Material:
====

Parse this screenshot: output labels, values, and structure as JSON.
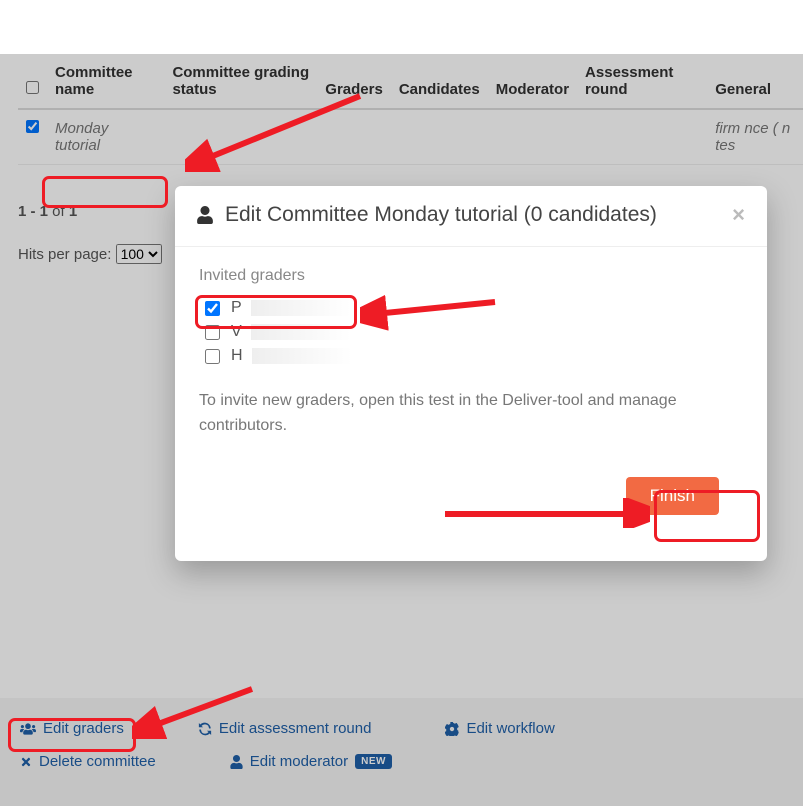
{
  "table": {
    "headers": {
      "committee_name": "Committee name",
      "grading_status": "Committee grading status",
      "graders": "Graders",
      "candidates": "Candidates",
      "moderator": "Moderator",
      "assessment_round": "Assessment round",
      "general": "General"
    },
    "rows": [
      {
        "committee_name": "Monday tutorial",
        "general_partial": "firm nce ( n tes"
      }
    ]
  },
  "pager": {
    "range_prefix": "1 - 1",
    "range_mid": " of ",
    "range_total": "1",
    "hits_label": "Hits per page: ",
    "hits_value": "100"
  },
  "actions": {
    "edit_graders": "Edit graders",
    "edit_assessment_round": "Edit assessment round",
    "edit_workflow": "Edit workflow",
    "delete_committee": "Delete committee",
    "edit_moderator": "Edit moderator",
    "new_badge": "NEW"
  },
  "modal": {
    "title": "Edit Committee Monday tutorial (0 candidates)",
    "subtitle": "Invited graders",
    "graders": [
      {
        "checked": true,
        "initial": "P"
      },
      {
        "checked": false,
        "initial": "V"
      },
      {
        "checked": false,
        "initial": "H"
      }
    ],
    "note": "To invite new graders, open this test in the Deliver-tool and manage contributors.",
    "finish": "Finish"
  }
}
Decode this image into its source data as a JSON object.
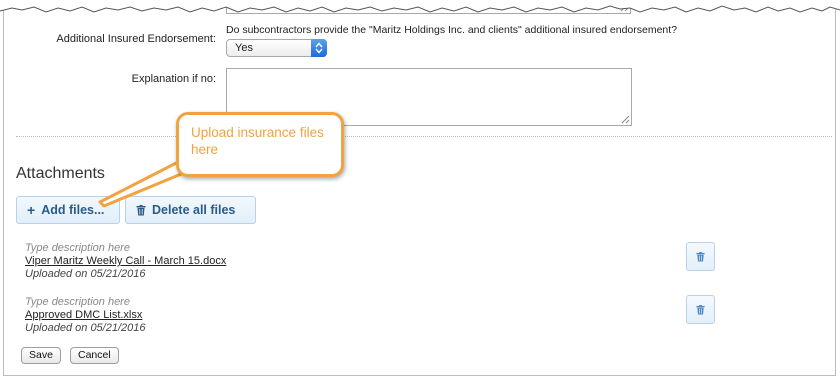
{
  "form": {
    "additional_insured_label": "Additional Insured Endorsement:",
    "additional_insured_question": "Do subcontractors provide the \"Maritz Holdings Inc. and clients\" additional insured endorsement?",
    "additional_insured_value": "Yes",
    "explanation_label": "Explanation if no:",
    "explanation_value": ""
  },
  "attachments": {
    "title": "Attachments",
    "add_files_label": "Add files...",
    "delete_all_label": "Delete all files",
    "files": [
      {
        "description": "Type description here",
        "name": "Viper Maritz Weekly Call - March 15.docx",
        "uploaded": "Uploaded on 05/21/2016"
      },
      {
        "description": "Type description here",
        "name": "Approved DMC List.xlsx",
        "uploaded": "Uploaded on 05/21/2016"
      }
    ]
  },
  "actions": {
    "save_label": "Save",
    "cancel_label": "Cancel"
  },
  "callout": {
    "text": "Upload insurance files here"
  },
  "colors": {
    "accent_orange": "#f0a340",
    "button_text_blue": "#2a5c8a",
    "select_arrow_blue": "#1f6ad9"
  },
  "icons": {
    "add": "plus-icon",
    "delete_all": "trash-icon",
    "file_delete": "trash-icon",
    "select": "chevron-updown-icon"
  }
}
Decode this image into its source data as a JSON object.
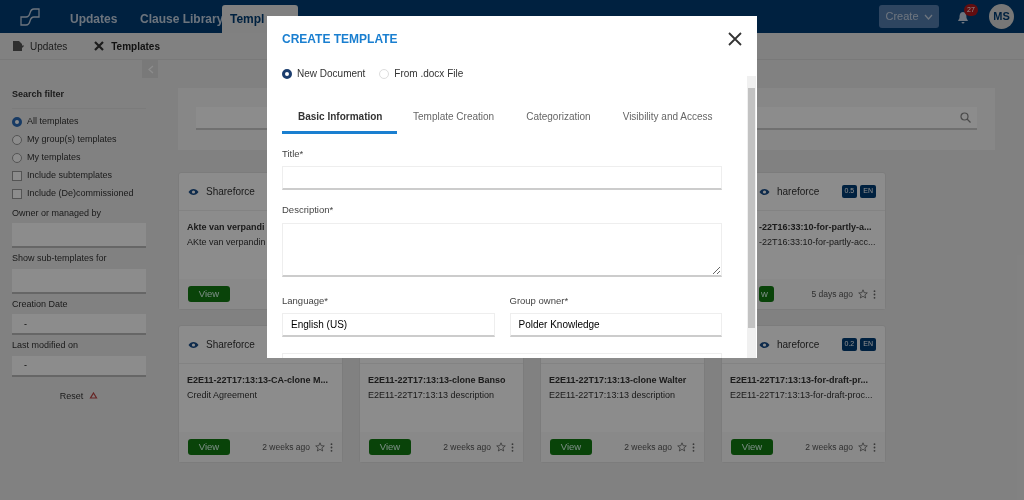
{
  "topnav": {
    "tabs": [
      {
        "label": "Updates",
        "selected": false
      },
      {
        "label": "Clause Library",
        "selected": false
      },
      {
        "label": "Templ",
        "selected": true
      }
    ],
    "create_button": "Create",
    "notification_count": "27",
    "avatar": "MS"
  },
  "subnav": [
    "Updates",
    "Templates"
  ],
  "sidebar": {
    "title": "Search filter",
    "options": [
      {
        "kind": "radio",
        "label": "All templates",
        "checked": true
      },
      {
        "kind": "radio",
        "label": "My group(s) templates",
        "checked": false
      },
      {
        "kind": "radio",
        "label": "My templates",
        "checked": false
      },
      {
        "kind": "checkbox",
        "label": "Include subtemplates",
        "checked": false
      },
      {
        "kind": "checkbox",
        "label": "Include (De)commissioned",
        "checked": false
      }
    ],
    "fields": [
      {
        "label": "Owner or managed by"
      },
      {
        "label": "Show sub-templates for"
      },
      {
        "label": "Creation Date",
        "value": "-"
      },
      {
        "label": "Last modified on",
        "value": "-"
      }
    ],
    "reset": "Reset"
  },
  "cards": [
    {
      "header": "Shareforce",
      "title": "Akte van verpandi",
      "description": "AKte van verpandin",
      "button": "View"
    },
    {
      "header": "hareforce",
      "badges": [
        "0.5",
        "EN"
      ],
      "title": "-22T16:33:10-for-partly-a...",
      "description": "-22T16:33:10-for-partly-acc...",
      "button": "w",
      "time": "5 days ago"
    },
    {
      "header": "Shareforce",
      "title": "E2E11-22T17:13:13-CA-clone M...",
      "description": "Credit Agreement",
      "button": "View",
      "time": "2 weeks ago"
    },
    {
      "title": "E2E11-22T17:13:13-clone Banso",
      "description": "E2E11-22T17:13:13 description",
      "button": "View",
      "time": "2 weeks ago"
    },
    {
      "title": "E2E11-22T17:13:13-clone Walter",
      "description": "E2E11-22T17:13:13 description",
      "button": "View",
      "time": "2 weeks ago"
    },
    {
      "header": "hareforce",
      "badges": [
        "0.2",
        "EN"
      ],
      "title": "E2E11-22T17:13:13-for-draft-pr...",
      "description": "E2E11-22T17:13:13-for-draft-proc...",
      "button": "View",
      "time": "2 weeks ago"
    }
  ],
  "modal": {
    "title": "CREATE TEMPLATE",
    "sources": [
      {
        "label": "New Document",
        "selected": true
      },
      {
        "label": "From .docx File",
        "selected": false
      }
    ],
    "tabs": [
      {
        "label": "Basic Information",
        "selected": true
      },
      {
        "label": "Template Creation",
        "selected": false
      },
      {
        "label": "Categorization",
        "selected": false
      },
      {
        "label": "Visibility and Access",
        "selected": false
      }
    ],
    "title_label": "Title*",
    "description_label": "Description*",
    "language": {
      "label": "Language*",
      "value": "English (US)"
    },
    "group_owner": {
      "label": "Group owner*",
      "value": "Polder Knowledge"
    }
  }
}
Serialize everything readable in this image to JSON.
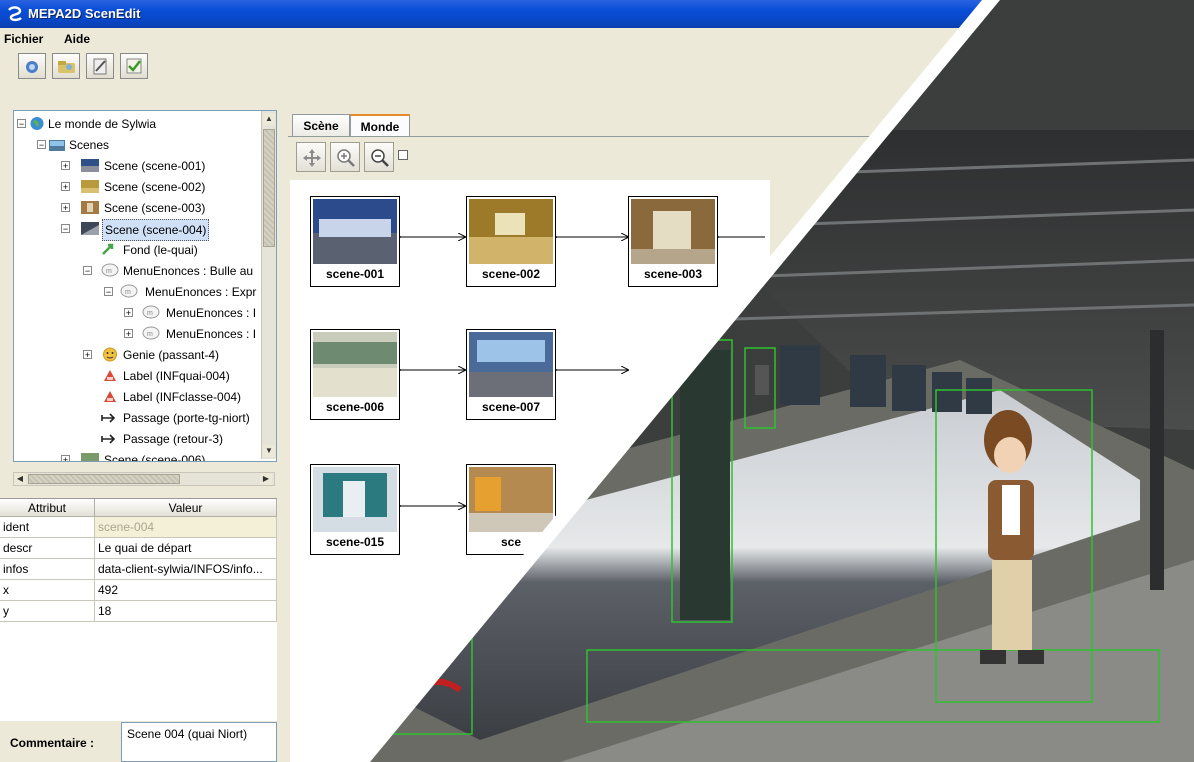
{
  "window": {
    "title": "MEPA2D ScenEdit"
  },
  "menu": [
    "Fichier",
    "Aide"
  ],
  "tree": {
    "items": [
      {
        "label": "Le monde de Sylwia",
        "icon": "globe-icon"
      },
      {
        "label": "Scenes",
        "icon": "scenes-folder-icon"
      },
      {
        "label": "Scene (scene-001)",
        "icon": "scene-thumb-icon"
      },
      {
        "label": "Scene (scene-002)",
        "icon": "scene-thumb-icon"
      },
      {
        "label": "Scene (scene-003)",
        "icon": "scene-thumb-icon"
      },
      {
        "label": "Scene (scene-004)",
        "icon": "scene-thumb-icon"
      },
      {
        "label": "Fond (le-quai)",
        "icon": "arrow-icon"
      },
      {
        "label": "MenuEnonces : Bulle au",
        "icon": "menu-bubble-icon"
      },
      {
        "label": "MenuEnonces : Expr",
        "icon": "menu-bubble-icon"
      },
      {
        "label": "MenuEnonces : I",
        "icon": "menu-bubble-icon"
      },
      {
        "label": "MenuEnonces : I",
        "icon": "menu-bubble-icon"
      },
      {
        "label": "Genie (passant-4)",
        "icon": "genie-face-icon"
      },
      {
        "label": "Label (INFquai-004)",
        "icon": "label-icon"
      },
      {
        "label": "Label (INFclasse-004)",
        "icon": "label-icon"
      },
      {
        "label": "Passage (porte-tg-niort)",
        "icon": "passage-arrow-icon"
      },
      {
        "label": "Passage (retour-3)",
        "icon": "passage-arrow-icon"
      },
      {
        "label": "Scene (scene-006)",
        "icon": "scene-thumb-icon"
      }
    ]
  },
  "attributes": {
    "headers": [
      "Attribut",
      "Valeur"
    ],
    "rows": [
      [
        "ident",
        "scene-004"
      ],
      [
        "descr",
        "Le quai de départ"
      ],
      [
        "infos",
        "data-client-sylwia/INFOS/info..."
      ],
      [
        "x",
        "492"
      ],
      [
        "y",
        "18"
      ]
    ]
  },
  "comment": {
    "label": "Commentaire :",
    "value": "Scene 004 (quai Niort)"
  },
  "tabs": [
    "Scène",
    "Monde"
  ],
  "active_tab": "Monde",
  "scenes": [
    "scene-001",
    "scene-002",
    "scene-003",
    "scene-006",
    "scene-007",
    "scene-015",
    "sce"
  ]
}
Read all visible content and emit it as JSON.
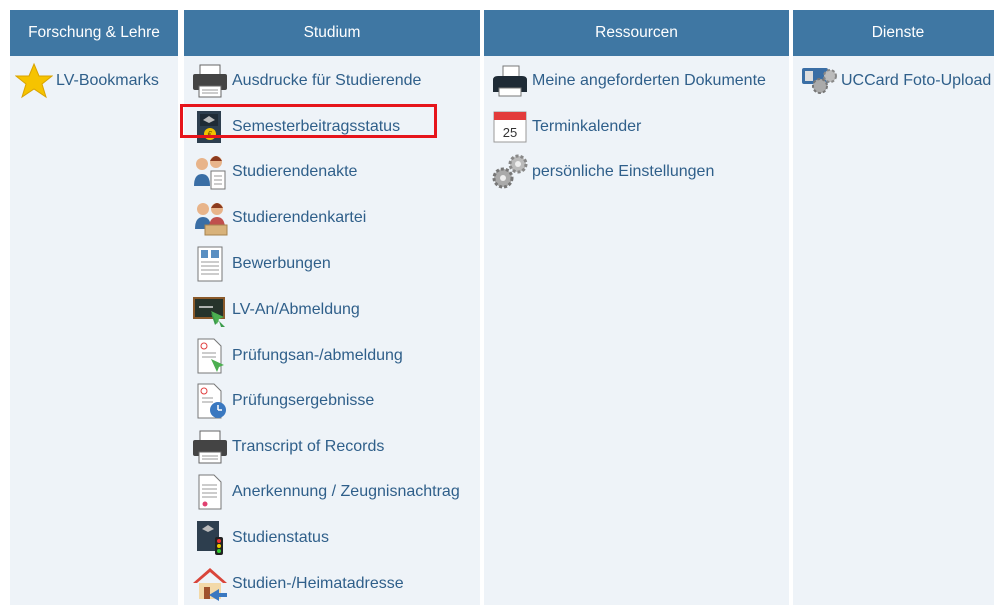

====

Your goal: Every record is to be reproduced exactly, with no pictures included.

Full solution:
Parse this screenshot: output labels, values, and structure as JSON.
{
  "table": {
    "headers": {
      "committee_name": "Committee name",
      "grading_status": "Committee grading status",
      "graders": "Graders",
      "candidates": "Candidates",
      "moderator": "Moderator",
      "assessment_round": "Assessment round",
      "general": "General"
    },
    "rows": [
      {
        "committee_name": "Monday tutorial",
        "general_partial": "firm nce ( n tes"
      }
    ]
  },
  "pager": {
    "range_prefix": "1 - 1",
    "range_mid": " of ",
    "range_total": "1",
    "hits_label": "Hits per page: ",
    "hits_value": "100"
  },
  "actions": {
    "edit_graders": "Edit graders",
    "edit_assessment_round": "Edit assessment round",
    "edit_workflow": "Edit workflow",
    "delete_committee": "Delete committee",
    "edit_moderator": "Edit moderator",
    "new_badge": "NEW"
  },
  "modal": {
    "title": "Edit Committee Monday tutorial (0 candidates)",
    "subtitle": "Invited graders",
    "graders": [
      {
        "checked": true,
        "initial": "P"
      },
      {
        "checked": false,
        "initial": "V"
      },
      {
        "checked": false,
        "initial": "H"
      }
    ],
    "note": "To invite new graders, open this test in the Deliver-tool and manage contributors.",
    "finish": "Finish"
  }
}
Decode this image into its source data as a JSON object.
{
  "form": {
    "additional_insured_label": "Additional Insured Endorsement:",
    "additional_insured_question": "Do subcontractors provide the \"Maritz Holdings Inc. and clients\" additional insured endorsement?",
    "additional_insured_value": "Yes",
    "explanation_label": "Explanation if no:",
    "explanation_value": ""
  },
  "attachments": {
    "title": "Attachments",
    "add_files_label": "Add files...",
    "delete_all_label": "Delete all files",
    "files": [
      {
        "description": "Type description here",
        "name": "Viper Maritz Weekly Call - March 15.docx",
        "uploaded": "Uploaded on 05/21/2016"
      },
      {
        "description": "Type description here",
        "name": "Approved DMC List.xlsx",
        "uploaded": "Uploaded on 05/21/2016"
      }
    ]
  },
  "actions": {
    "save_label": "Save",
    "cancel_label": "Cancel"
  },
  "callout": {
    "text": "Upload insurance files here"
  },
  "colors": {
    "accent_orange": "#f0a340",
    "button_text_blue": "#2a5c8a",
    "select_arrow_blue": "#1f6ad9"
  },
  "icons": {
    "add": "plus-icon",
    "delete_all": "trash-icon",
    "file_delete": "trash-icon",
    "select": "chevron-updown-icon"
  }
}
Decode this image into its source data as a JSON object.
{
  "topnav": {
    "tabs": [
      {
        "label": "Updates",
        "selected": false
      },
      {
        "label": "Clause Library",
        "selected": false
      },
      {
        "label": "Templ",
        "selected": true
      }
    ],
    "create_button": "Create",
    "notification_count": "27",
    "avatar": "MS"
  },
  "subnav": [
    "Updates",
    "Templates"
  ],
  "sidebar": {
    "title": "Search filter",
    "options": [
      {
        "kind": "radio",
        "label": "All templates",
        "checked": true
      },
      {
        "kind": "radio",
        "label": "My group(s) templates",
        "checked": false
      },
      {
        "kind": "radio",
        "label": "My templates",
        "checked": false
      },
      {
        "kind": "checkbox",
        "label": "Include subtemplates",
        "checked": false
      },
      {
        "kind": "checkbox",
        "label": "Include (De)commissioned",
        "checked": false
      }
    ],
    "fields": [
      {
        "label": "Owner or managed by"
      },
      {
        "label": "Show sub-templates for"
      },
      {
        "label": "Creation Date",
        "value": "-"
      },
      {
        "label": "Last modified on",
        "value": "-"
      }
    ],
    "reset": "Reset"
  },
  "cards": [
    {
      "header": "Shareforce",
      "title": "Akte van verpandi",
      "description": "AKte van verpandin",
      "button": "View"
    },
    {
      "header": "hareforce",
      "badges": [
        "0.5",
        "EN"
      ],
      "title": "-22T16:33:10-for-partly-a...",
      "description": "-22T16:33:10-for-partly-acc...",
      "button": "w",
      "time": "5 days ago"
    },
    {
      "header": "Shareforce",
      "title": "E2E11-22T17:13:13-CA-clone M...",
      "description": "Credit Agreement",
      "button": "View",
      "time": "2 weeks ago"
    },
    {
      "title": "E2E11-22T17:13:13-clone Banso",
      "description": "E2E11-22T17:13:13 description",
      "button": "View",
      "time": "2 weeks ago"
    },
    {
      "title": "E2E11-22T17:13:13-clone Walter",
      "description": "E2E11-22T17:13:13 description",
      "button": "View",
      "time": "2 weeks ago"
    },
    {
      "header": "hareforce",
      "badges": [
        "0.2",
        "EN"
      ],
      "title": "E2E11-22T17:13:13-for-draft-pr...",
      "description": "E2E11-22T17:13:13-for-draft-proc...",
      "button": "View",
      "time": "2 weeks ago"
    }
  ],
  "modal": {
    "title": "CREATE TEMPLATE",
    "sources": [
      {
        "label": "New Document",
        "selected": true
      },
      {
        "label": "From .docx File",
        "selected": false
      }
    ],
    "tabs": [
      {
        "label": "Basic Information",
        "selected": true
      },
      {
        "label": "Template Creation",
        "selected": false
      },
      {
        "label": "Categorization",
        "selected": false
      },
      {
        "label": "Visibility and Access",
        "selected": false
      }
    ],
    "title_label": "Title*",
    "description_label": "Description*",
    "language": {
      "label": "Language*",
      "value": "English (US)"
    },
    "group_owner": {
      "label": "Group owner*",
      "value": "Polder Knowledge"
    }
  }
}
Serialize everything readable in this image to JSON.
{
  "window": {
    "title": "MEPA2D ScenEdit"
  },
  "menu": [
    "Fichier",
    "Aide"
  ],
  "tree": {
    "items": [
      {
        "label": "Le monde de Sylwia",
        "icon": "globe-icon"
      },
      {
        "label": "Scenes",
        "icon": "scenes-folder-icon"
      },
      {
        "label": "Scene (scene-001)",
        "icon": "scene-thumb-icon"
      },
      {
        "label": "Scene (scene-002)",
        "icon": "scene-thumb-icon"
      },
      {
        "label": "Scene (scene-003)",
        "icon": "scene-thumb-icon"
      },
      {
        "label": "Scene (scene-004)",
        "icon": "scene-thumb-icon"
      },
      {
        "label": "Fond (le-quai)",
        "icon": "arrow-icon"
      },
      {
        "label": "MenuEnonces : Bulle au",
        "icon": "menu-bubble-icon"
      },
      {
        "label": "MenuEnonces : Expr",
        "icon": "menu-bubble-icon"
      },
      {
        "label": "MenuEnonces : I",
        "icon": "menu-bubble-icon"
      },
      {
        "label": "MenuEnonces : I",
        "icon": "menu-bubble-icon"
      },
      {
        "label": "Genie (passant-4)",
        "icon": "genie-face-icon"
      },
      {
        "label": "Label (INFquai-004)",
        "icon": "label-icon"
      },
      {
        "label": "Label (INFclasse-004)",
        "icon": "label-icon"
      },
      {
        "label": "Passage (porte-tg-niort)",
        "icon": "passage-arrow-icon"
      },
      {
        "label": "Passage (retour-3)",
        "icon": "passage-arrow-icon"
      },
      {
        "label": "Scene (scene-006)",
        "icon": "scene-thumb-icon"
      }
    ]
  },
  "attributes": {
    "headers": [
      "Attribut",
      "Valeur"
    ],
    "rows": [
      [
        "ident",
        "scene-004"
      ],
      [
        "descr",
        "Le quai de départ"
      ],
      [
        "infos",
        "data-client-sylwia/INFOS/info..."
      ],
      [
        "x",
        "492"
      ],
      [
        "y",
        "18"
      ]
    ]
  },
  "comment": {
    "label": "Commentaire :",
    "value": "Scene 004 (quai Niort)"
  },
  "tabs": [
    "Scène",
    "Monde"
  ],
  "active_tab": "Monde",
  "scenes": [
    "scene-001",
    "scene-002",
    "scene-003",
    "scene-006",
    "scene-007",
    "scene-015",
    "sce"
  ]
}
Read all visible content and emit it as JSON.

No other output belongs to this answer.